◆ **Work to do**: Exactly as written, please set down all of the entries again, with no pictures.

Entries from a dataset
::::::
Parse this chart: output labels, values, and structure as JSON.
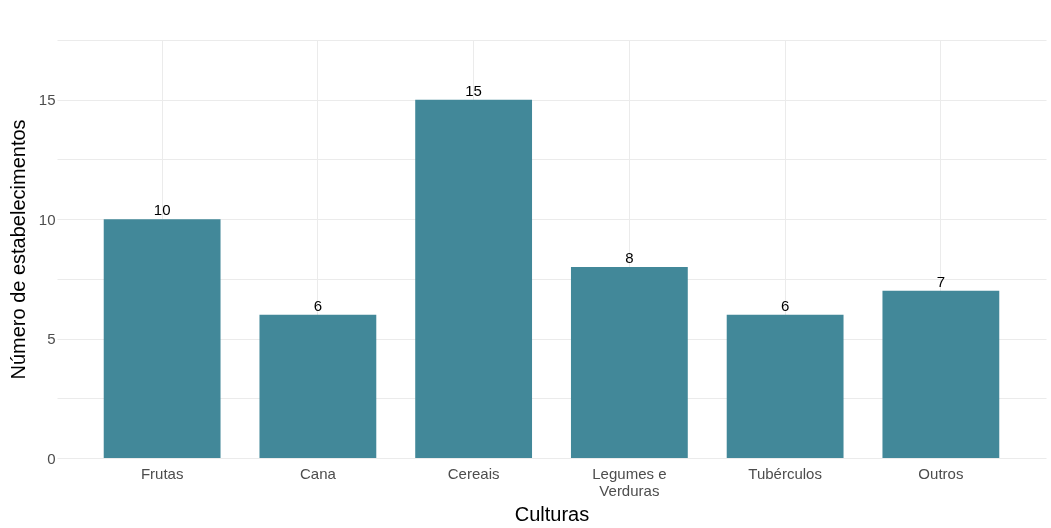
{
  "chart_data": {
    "type": "bar",
    "xlabel": "Culturas",
    "ylabel": "Número de estabelecimentos",
    "categories": [
      "Frutas",
      "Cana",
      "Cereais",
      "Legumes e Verduras",
      "Tubérculos",
      "Outros"
    ],
    "values": [
      10,
      6,
      15,
      8,
      6,
      7
    ],
    "color": "#428899",
    "data_labels": true,
    "grid": true,
    "ylim": [
      0,
      17.5
    ],
    "yticks": [
      0,
      {
        "value": 2.5,
        "label": null
      },
      5,
      {
        "value": 7.5,
        "label": null
      },
      10,
      {
        "value": 12.5,
        "label": null
      },
      15,
      {
        "value": 17.5,
        "label": null
      }
    ]
  }
}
::::::
◆ **Response to this task**:
Parse this chart: output labels, values, and structure as JSON.
{
  "chart_data": {
    "type": "bar",
    "xlabel": "Culturas",
    "ylabel": "Número de estabelecimentos",
    "categories": [
      "Frutas",
      "Cana",
      "Cereais",
      "Legumes e Verduras",
      "Tubérculos",
      "Outros"
    ],
    "values": [
      10,
      6,
      15,
      8,
      6,
      7
    ],
    "color": "#428899",
    "data_labels": true,
    "grid": true,
    "ylim": [
      0,
      17.5
    ],
    "yticks": [
      0,
      {
        "value": 2.5,
        "label": null
      },
      5,
      {
        "value": 7.5,
        "label": null
      },
      10,
      {
        "value": 12.5,
        "label": null
      },
      15,
      {
        "value": 17.5,
        "label": null
      }
    ]
  }
}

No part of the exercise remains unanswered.